[Data entries]
════════

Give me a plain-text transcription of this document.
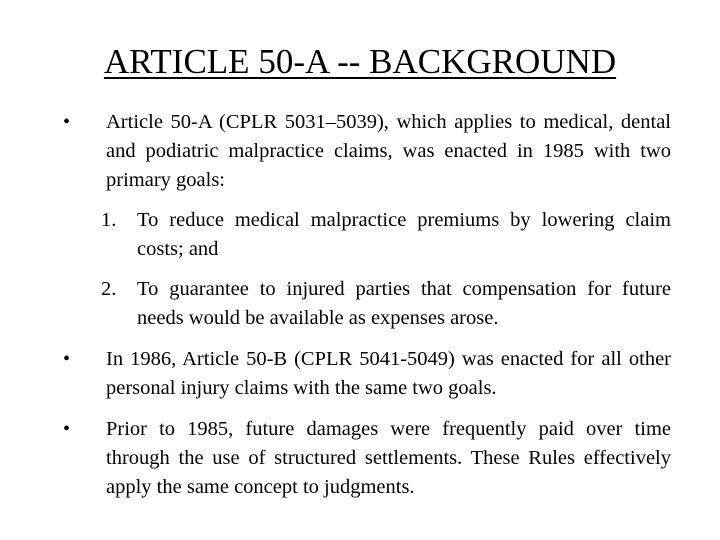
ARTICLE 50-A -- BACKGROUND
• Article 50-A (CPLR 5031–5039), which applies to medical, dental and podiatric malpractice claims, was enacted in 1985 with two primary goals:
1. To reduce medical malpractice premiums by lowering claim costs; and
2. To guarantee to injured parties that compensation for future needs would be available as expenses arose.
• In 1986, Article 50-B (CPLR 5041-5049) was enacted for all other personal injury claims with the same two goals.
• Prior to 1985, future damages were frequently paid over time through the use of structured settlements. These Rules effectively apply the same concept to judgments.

════════

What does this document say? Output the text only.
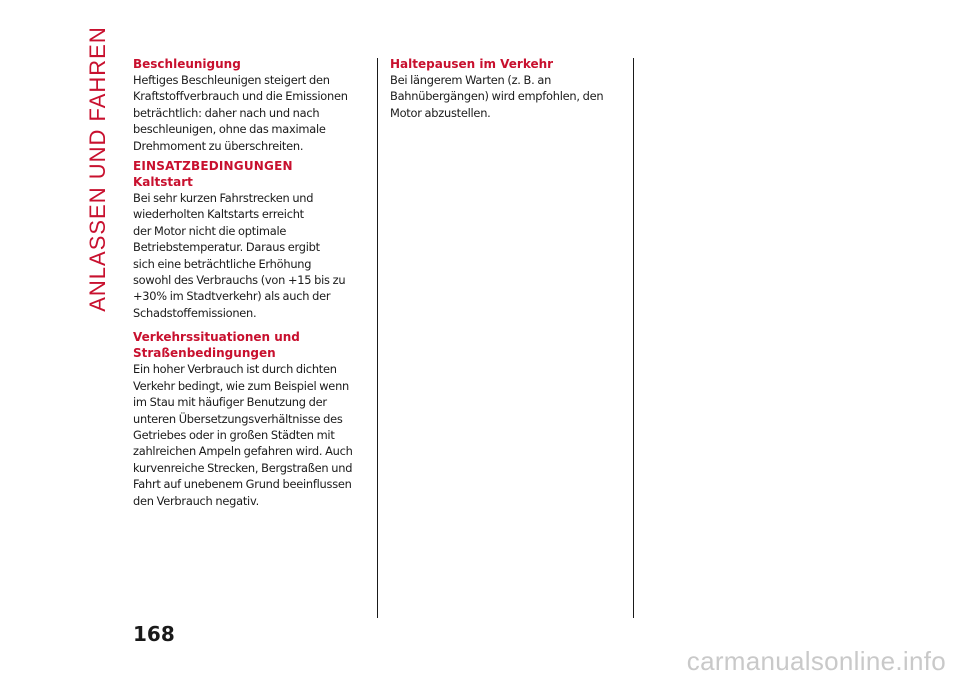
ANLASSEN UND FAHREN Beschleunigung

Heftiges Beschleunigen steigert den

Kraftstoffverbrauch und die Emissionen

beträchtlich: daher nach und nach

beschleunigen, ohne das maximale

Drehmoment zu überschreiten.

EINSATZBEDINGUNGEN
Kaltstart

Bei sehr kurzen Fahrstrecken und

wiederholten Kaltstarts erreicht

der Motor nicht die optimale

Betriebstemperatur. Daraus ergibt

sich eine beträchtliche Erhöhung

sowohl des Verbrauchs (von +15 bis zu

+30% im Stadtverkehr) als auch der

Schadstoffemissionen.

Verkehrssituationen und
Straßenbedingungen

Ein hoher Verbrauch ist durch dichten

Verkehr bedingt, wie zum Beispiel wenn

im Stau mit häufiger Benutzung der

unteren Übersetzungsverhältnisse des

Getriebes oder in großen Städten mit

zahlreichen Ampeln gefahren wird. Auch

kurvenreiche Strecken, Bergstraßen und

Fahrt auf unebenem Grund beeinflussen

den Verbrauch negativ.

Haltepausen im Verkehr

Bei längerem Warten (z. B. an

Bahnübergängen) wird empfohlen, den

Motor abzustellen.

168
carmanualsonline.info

════════

Copy all lines of the material above where the string "CPLR" occurs.

Final answer:
• Article 50-A (CPLR 5031–5039), which applies to medical, dental and podiatric malpractice claims, was enacted in 1985 with two primary goals:
• In 1986, Article 50-B (CPLR 5041-5049) was enacted for all other personal injury claims with the same two goals.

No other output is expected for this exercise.